### PROVIDED RECORDS
- - - -

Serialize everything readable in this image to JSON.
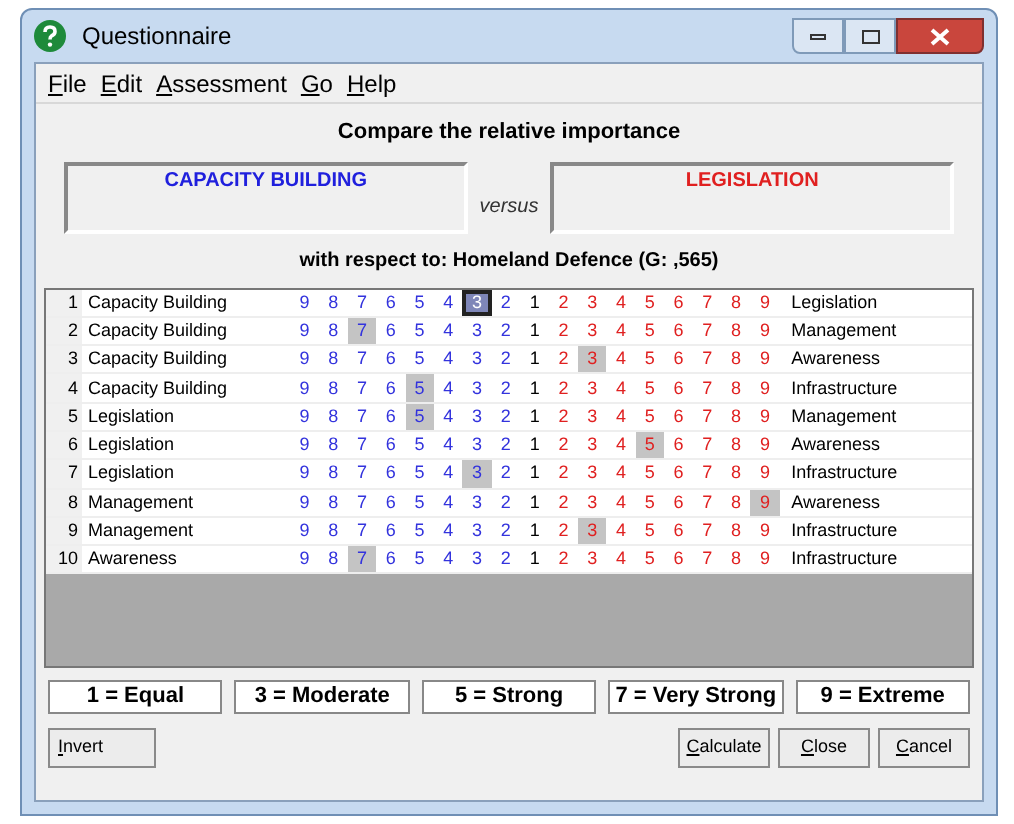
{
  "window": {
    "title": "Questionnaire"
  },
  "menu": [
    {
      "label": "File"
    },
    {
      "label": "Edit"
    },
    {
      "label": "Assessment"
    },
    {
      "label": "Go"
    },
    {
      "label": "Help"
    }
  ],
  "heading": "Compare the relative importance",
  "left_item": "CAPACITY BUILDING",
  "versus": "versus",
  "right_item": "LEGISLATION",
  "respect": "with respect to: Homeland Defence (G: ,565)",
  "rows": [
    {
      "number": "1",
      "left": "Capacity Building",
      "right": "Legislation",
      "focused": true,
      "cells": [
        {
          "label": "9",
          "kind": "left",
          "selected": false
        },
        {
          "label": "8",
          "kind": "left",
          "selected": false
        },
        {
          "label": "7",
          "kind": "left",
          "selected": false
        },
        {
          "label": "6",
          "kind": "left",
          "selected": false
        },
        {
          "label": "5",
          "kind": "left",
          "selected": false
        },
        {
          "label": "4",
          "kind": "left",
          "selected": false
        },
        {
          "label": "3",
          "kind": "left",
          "selected": true
        },
        {
          "label": "2",
          "kind": "left",
          "selected": false
        },
        {
          "label": "1",
          "kind": "center",
          "selected": false
        },
        {
          "label": "2",
          "kind": "right",
          "selected": false
        },
        {
          "label": "3",
          "kind": "right",
          "selected": false
        },
        {
          "label": "4",
          "kind": "right",
          "selected": false
        },
        {
          "label": "5",
          "kind": "right",
          "selected": false
        },
        {
          "label": "6",
          "kind": "right",
          "selected": false
        },
        {
          "label": "7",
          "kind": "right",
          "selected": false
        },
        {
          "label": "8",
          "kind": "right",
          "selected": false
        },
        {
          "label": "9",
          "kind": "right",
          "selected": false
        }
      ]
    },
    {
      "number": "2",
      "left": "Capacity Building",
      "right": "Management",
      "focused": false,
      "cells": [
        {
          "label": "9",
          "kind": "left",
          "selected": false
        },
        {
          "label": "8",
          "kind": "left",
          "selected": false
        },
        {
          "label": "7",
          "kind": "left",
          "selected": true
        },
        {
          "label": "6",
          "kind": "left",
          "selected": false
        },
        {
          "label": "5",
          "kind": "left",
          "selected": false
        },
        {
          "label": "4",
          "kind": "left",
          "selected": false
        },
        {
          "label": "3",
          "kind": "left",
          "selected": false
        },
        {
          "label": "2",
          "kind": "left",
          "selected": false
        },
        {
          "label": "1",
          "kind": "center",
          "selected": false
        },
        {
          "label": "2",
          "kind": "right",
          "selected": false
        },
        {
          "label": "3",
          "kind": "right",
          "selected": false
        },
        {
          "label": "4",
          "kind": "right",
          "selected": false
        },
        {
          "label": "5",
          "kind": "right",
          "selected": false
        },
        {
          "label": "6",
          "kind": "right",
          "selected": false
        },
        {
          "label": "7",
          "kind": "right",
          "selected": false
        },
        {
          "label": "8",
          "kind": "right",
          "selected": false
        },
        {
          "label": "9",
          "kind": "right",
          "selected": false
        }
      ]
    },
    {
      "number": "3",
      "left": "Capacity Building",
      "right": "Awareness",
      "focused": false,
      "cells": [
        {
          "label": "9",
          "kind": "left",
          "selected": false
        },
        {
          "label": "8",
          "kind": "left",
          "selected": false
        },
        {
          "label": "7",
          "kind": "left",
          "selected": false
        },
        {
          "label": "6",
          "kind": "left",
          "selected": false
        },
        {
          "label": "5",
          "kind": "left",
          "selected": false
        },
        {
          "label": "4",
          "kind": "left",
          "selected": false
        },
        {
          "label": "3",
          "kind": "left",
          "selected": false
        },
        {
          "label": "2",
          "kind": "left",
          "selected": false
        },
        {
          "label": "1",
          "kind": "center",
          "selected": false
        },
        {
          "label": "2",
          "kind": "right",
          "selected": false
        },
        {
          "label": "3",
          "kind": "right",
          "selected": true
        },
        {
          "label": "4",
          "kind": "right",
          "selected": false
        },
        {
          "label": "5",
          "kind": "right",
          "selected": false
        },
        {
          "label": "6",
          "kind": "right",
          "selected": false
        },
        {
          "label": "7",
          "kind": "right",
          "selected": false
        },
        {
          "label": "8",
          "kind": "right",
          "selected": false
        },
        {
          "label": "9",
          "kind": "right",
          "selected": false
        }
      ]
    },
    {
      "number": "4",
      "left": "Capacity Building",
      "right": "Infrastructure",
      "focused": false,
      "cells": [
        {
          "label": "9",
          "kind": "left",
          "selected": false
        },
        {
          "label": "8",
          "kind": "left",
          "selected": false
        },
        {
          "label": "7",
          "kind": "left",
          "selected": false
        },
        {
          "label": "6",
          "kind": "left",
          "selected": false
        },
        {
          "label": "5",
          "kind": "left",
          "selected": true
        },
        {
          "label": "4",
          "kind": "left",
          "selected": false
        },
        {
          "label": "3",
          "kind": "left",
          "selected": false
        },
        {
          "label": "2",
          "kind": "left",
          "selected": false
        },
        {
          "label": "1",
          "kind": "center",
          "selected": false
        },
        {
          "label": "2",
          "kind": "right",
          "selected": false
        },
        {
          "label": "3",
          "kind": "right",
          "selected": false
        },
        {
          "label": "4",
          "kind": "right",
          "selected": false
        },
        {
          "label": "5",
          "kind": "right",
          "selected": false
        },
        {
          "label": "6",
          "kind": "right",
          "selected": false
        },
        {
          "label": "7",
          "kind": "right",
          "selected": false
        },
        {
          "label": "8",
          "kind": "right",
          "selected": false
        },
        {
          "label": "9",
          "kind": "right",
          "selected": false
        }
      ]
    },
    {
      "number": "5",
      "left": "Legislation",
      "right": "Management",
      "focused": false,
      "cells": [
        {
          "label": "9",
          "kind": "left",
          "selected": false
        },
        {
          "label": "8",
          "kind": "left",
          "selected": false
        },
        {
          "label": "7",
          "kind": "left",
          "selected": false
        },
        {
          "label": "6",
          "kind": "left",
          "selected": false
        },
        {
          "label": "5",
          "kind": "left",
          "selected": true
        },
        {
          "label": "4",
          "kind": "left",
          "selected": false
        },
        {
          "label": "3",
          "kind": "left",
          "selected": false
        },
        {
          "label": "2",
          "kind": "left",
          "selected": false
        },
        {
          "label": "1",
          "kind": "center",
          "selected": false
        },
        {
          "label": "2",
          "kind": "right",
          "selected": false
        },
        {
          "label": "3",
          "kind": "right",
          "selected": false
        },
        {
          "label": "4",
          "kind": "right",
          "selected": false
        },
        {
          "label": "5",
          "kind": "right",
          "selected": false
        },
        {
          "label": "6",
          "kind": "right",
          "selected": false
        },
        {
          "label": "7",
          "kind": "right",
          "selected": false
        },
        {
          "label": "8",
          "kind": "right",
          "selected": false
        },
        {
          "label": "9",
          "kind": "right",
          "selected": false
        }
      ]
    },
    {
      "number": "6",
      "left": "Legislation",
      "right": "Awareness",
      "focused": false,
      "cells": [
        {
          "label": "9",
          "kind": "left",
          "selected": false
        },
        {
          "label": "8",
          "kind": "left",
          "selected": false
        },
        {
          "label": "7",
          "kind": "left",
          "selected": false
        },
        {
          "label": "6",
          "kind": "left",
          "selected": false
        },
        {
          "label": "5",
          "kind": "left",
          "selected": false
        },
        {
          "label": "4",
          "kind": "left",
          "selected": false
        },
        {
          "label": "3",
          "kind": "left",
          "selected": false
        },
        {
          "label": "2",
          "kind": "left",
          "selected": false
        },
        {
          "label": "1",
          "kind": "center",
          "selected": false
        },
        {
          "label": "2",
          "kind": "right",
          "selected": false
        },
        {
          "label": "3",
          "kind": "right",
          "selected": false
        },
        {
          "label": "4",
          "kind": "right",
          "selected": false
        },
        {
          "label": "5",
          "kind": "right",
          "selected": true
        },
        {
          "label": "6",
          "kind": "right",
          "selected": false
        },
        {
          "label": "7",
          "kind": "right",
          "selected": false
        },
        {
          "label": "8",
          "kind": "right",
          "selected": false
        },
        {
          "label": "9",
          "kind": "right",
          "selected": false
        }
      ]
    },
    {
      "number": "7",
      "left": "Legislation",
      "right": "Infrastructure",
      "focused": false,
      "cells": [
        {
          "label": "9",
          "kind": "left",
          "selected": false
        },
        {
          "label": "8",
          "kind": "left",
          "selected": false
        },
        {
          "label": "7",
          "kind": "left",
          "selected": false
        },
        {
          "label": "6",
          "kind": "left",
          "selected": false
        },
        {
          "label": "5",
          "kind": "left",
          "selected": false
        },
        {
          "label": "4",
          "kind": "left",
          "selected": false
        },
        {
          "label": "3",
          "kind": "left",
          "selected": true
        },
        {
          "label": "2",
          "kind": "left",
          "selected": false
        },
        {
          "label": "1",
          "kind": "center",
          "selected": false
        },
        {
          "label": "2",
          "kind": "right",
          "selected": false
        },
        {
          "label": "3",
          "kind": "right",
          "selected": false
        },
        {
          "label": "4",
          "kind": "right",
          "selected": false
        },
        {
          "label": "5",
          "kind": "right",
          "selected": false
        },
        {
          "label": "6",
          "kind": "right",
          "selected": false
        },
        {
          "label": "7",
          "kind": "right",
          "selected": false
        },
        {
          "label": "8",
          "kind": "right",
          "selected": false
        },
        {
          "label": "9",
          "kind": "right",
          "selected": false
        }
      ]
    },
    {
      "number": "8",
      "left": "Management",
      "right": "Awareness",
      "focused": false,
      "cells": [
        {
          "label": "9",
          "kind": "left",
          "selected": false
        },
        {
          "label": "8",
          "kind": "left",
          "selected": false
        },
        {
          "label": "7",
          "kind": "left",
          "selected": false
        },
        {
          "label": "6",
          "kind": "left",
          "selected": false
        },
        {
          "label": "5",
          "kind": "left",
          "selected": false
        },
        {
          "label": "4",
          "kind": "left",
          "selected": false
        },
        {
          "label": "3",
          "kind": "left",
          "selected": false
        },
        {
          "label": "2",
          "kind": "left",
          "selected": false
        },
        {
          "label": "1",
          "kind": "center",
          "selected": false
        },
        {
          "label": "2",
          "kind": "right",
          "selected": false
        },
        {
          "label": "3",
          "kind": "right",
          "selected": false
        },
        {
          "label": "4",
          "kind": "right",
          "selected": false
        },
        {
          "label": "5",
          "kind": "right",
          "selected": false
        },
        {
          "label": "6",
          "kind": "right",
          "selected": false
        },
        {
          "label": "7",
          "kind": "right",
          "selected": false
        },
        {
          "label": "8",
          "kind": "right",
          "selected": false
        },
        {
          "label": "9",
          "kind": "right",
          "selected": true
        }
      ]
    },
    {
      "number": "9",
      "left": "Management",
      "right": "Infrastructure",
      "focused": false,
      "cells": [
        {
          "label": "9",
          "kind": "left",
          "selected": false
        },
        {
          "label": "8",
          "kind": "left",
          "selected": false
        },
        {
          "label": "7",
          "kind": "left",
          "selected": false
        },
        {
          "label": "6",
          "kind": "left",
          "selected": false
        },
        {
          "label": "5",
          "kind": "left",
          "selected": false
        },
        {
          "label": "4",
          "kind": "left",
          "selected": false
        },
        {
          "label": "3",
          "kind": "left",
          "selected": false
        },
        {
          "label": "2",
          "kind": "left",
          "selected": false
        },
        {
          "label": "1",
          "kind": "center",
          "selected": false
        },
        {
          "label": "2",
          "kind": "right",
          "selected": false
        },
        {
          "label": "3",
          "kind": "right",
          "selected": true
        },
        {
          "label": "4",
          "kind": "right",
          "selected": false
        },
        {
          "label": "5",
          "kind": "right",
          "selected": false
        },
        {
          "label": "6",
          "kind": "right",
          "selected": false
        },
        {
          "label": "7",
          "kind": "right",
          "selected": false
        },
        {
          "label": "8",
          "kind": "right",
          "selected": false
        },
        {
          "label": "9",
          "kind": "right",
          "selected": false
        }
      ]
    },
    {
      "number": "10",
      "left": "Awareness",
      "right": "Infrastructure",
      "focused": false,
      "cells": [
        {
          "label": "9",
          "kind": "left",
          "selected": false
        },
        {
          "label": "8",
          "kind": "left",
          "selected": false
        },
        {
          "label": "7",
          "kind": "left",
          "selected": true
        },
        {
          "label": "6",
          "kind": "left",
          "selected": false
        },
        {
          "label": "5",
          "kind": "left",
          "selected": false
        },
        {
          "label": "4",
          "kind": "left",
          "selected": false
        },
        {
          "label": "3",
          "kind": "left",
          "selected": false
        },
        {
          "label": "2",
          "kind": "left",
          "selected": false
        },
        {
          "label": "1",
          "kind": "center",
          "selected": false
        },
        {
          "label": "2",
          "kind": "right",
          "selected": false
        },
        {
          "label": "3",
          "kind": "right",
          "selected": false
        },
        {
          "label": "4",
          "kind": "right",
          "selected": false
        },
        {
          "label": "5",
          "kind": "right",
          "selected": false
        },
        {
          "label": "6",
          "kind": "right",
          "selected": false
        },
        {
          "label": "7",
          "kind": "right",
          "selected": false
        },
        {
          "label": "8",
          "kind": "right",
          "selected": false
        },
        {
          "label": "9",
          "kind": "right",
          "selected": false
        }
      ]
    }
  ],
  "legend": [
    "1 = Equal",
    "3 = Moderate",
    "5 = Strong",
    "7 = Very Strong",
    "9 = Extreme"
  ],
  "buttons_left": [
    {
      "label": "Invert"
    }
  ],
  "buttons_right": [
    {
      "label": "Calculate"
    },
    {
      "label": "Close"
    },
    {
      "label": "Cancel"
    }
  ]
}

- - - -

List the lines of the records where "number" occurs.

### TASK OUTPUT
      "number": "1",
      "number": "2",
      "number": "3",
      "number": "4",
      "number": "5",
      "number": "6",
      "number": "7",
      "number": "8",
      "number": "9",
      "number": "10",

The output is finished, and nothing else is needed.